## BEGIN

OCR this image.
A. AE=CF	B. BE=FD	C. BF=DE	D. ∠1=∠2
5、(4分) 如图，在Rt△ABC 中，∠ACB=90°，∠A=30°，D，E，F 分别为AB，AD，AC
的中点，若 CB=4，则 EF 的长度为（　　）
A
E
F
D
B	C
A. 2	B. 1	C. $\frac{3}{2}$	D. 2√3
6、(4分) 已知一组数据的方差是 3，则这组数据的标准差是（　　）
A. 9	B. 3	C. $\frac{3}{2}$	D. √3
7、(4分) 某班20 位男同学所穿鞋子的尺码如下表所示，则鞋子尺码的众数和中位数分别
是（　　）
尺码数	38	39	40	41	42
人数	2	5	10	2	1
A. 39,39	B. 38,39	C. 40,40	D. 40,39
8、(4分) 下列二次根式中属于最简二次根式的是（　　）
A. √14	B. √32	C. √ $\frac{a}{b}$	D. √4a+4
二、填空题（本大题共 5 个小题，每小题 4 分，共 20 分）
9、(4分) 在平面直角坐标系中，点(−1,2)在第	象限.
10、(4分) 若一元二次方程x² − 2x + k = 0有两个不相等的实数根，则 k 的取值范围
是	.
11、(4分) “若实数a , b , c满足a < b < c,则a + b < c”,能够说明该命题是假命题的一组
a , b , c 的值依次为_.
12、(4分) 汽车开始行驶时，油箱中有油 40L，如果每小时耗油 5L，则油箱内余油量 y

## END

Goal =
Exactly as shown above, return every record.

Answer to the task =
OCR this image.
A. AE=CF	B. BE=FD	C. BF=DE	D. ∠1=∠2
5、(4分) 如图，在Rt△ABC 中，∠ACB=90°，∠A=30°，D，E，F 分别为AB，AD，AC
的中点，若 CB=4，则 EF 的长度为（　　）
A
E
F
D
B	C
A. 2	B. 1	C. $\frac{3}{2}$	D. 2√3
6、(4分) 已知一组数据的方差是 3，则这组数据的标准差是（　　）
A. 9	B. 3	C. $\frac{3}{2}$	D. √3
7、(4分) 某班20 位男同学所穿鞋子的尺码如下表所示，则鞋子尺码的众数和中位数分别
是（　　）
尺码数	38	39	40	41	42
人数	2	5	10	2	1
A. 39,39	B. 38,39	C. 40,40	D. 40,39
8、(4分) 下列二次根式中属于最简二次根式的是（　　）
A. √14	B. √32	C. √ $\frac{a}{b}$	D. √4a+4
二、填空题（本大题共 5 个小题，每小题 4 分，共 20 分）
9、(4分) 在平面直角坐标系中，点(−1,2)在第	象限.
10、(4分) 若一元二次方程x² − 2x + k = 0有两个不相等的实数根，则 k 的取值范围
是	.
11、(4分) “若实数a , b , c满足a < b < c,则a + b < c”,能够说明该命题是假命题的一组
a , b , c 的值依次为_.
12、(4分) 汽车开始行驶时，油箱中有油 40L，如果每小时耗油 5L，则油箱内余油量 y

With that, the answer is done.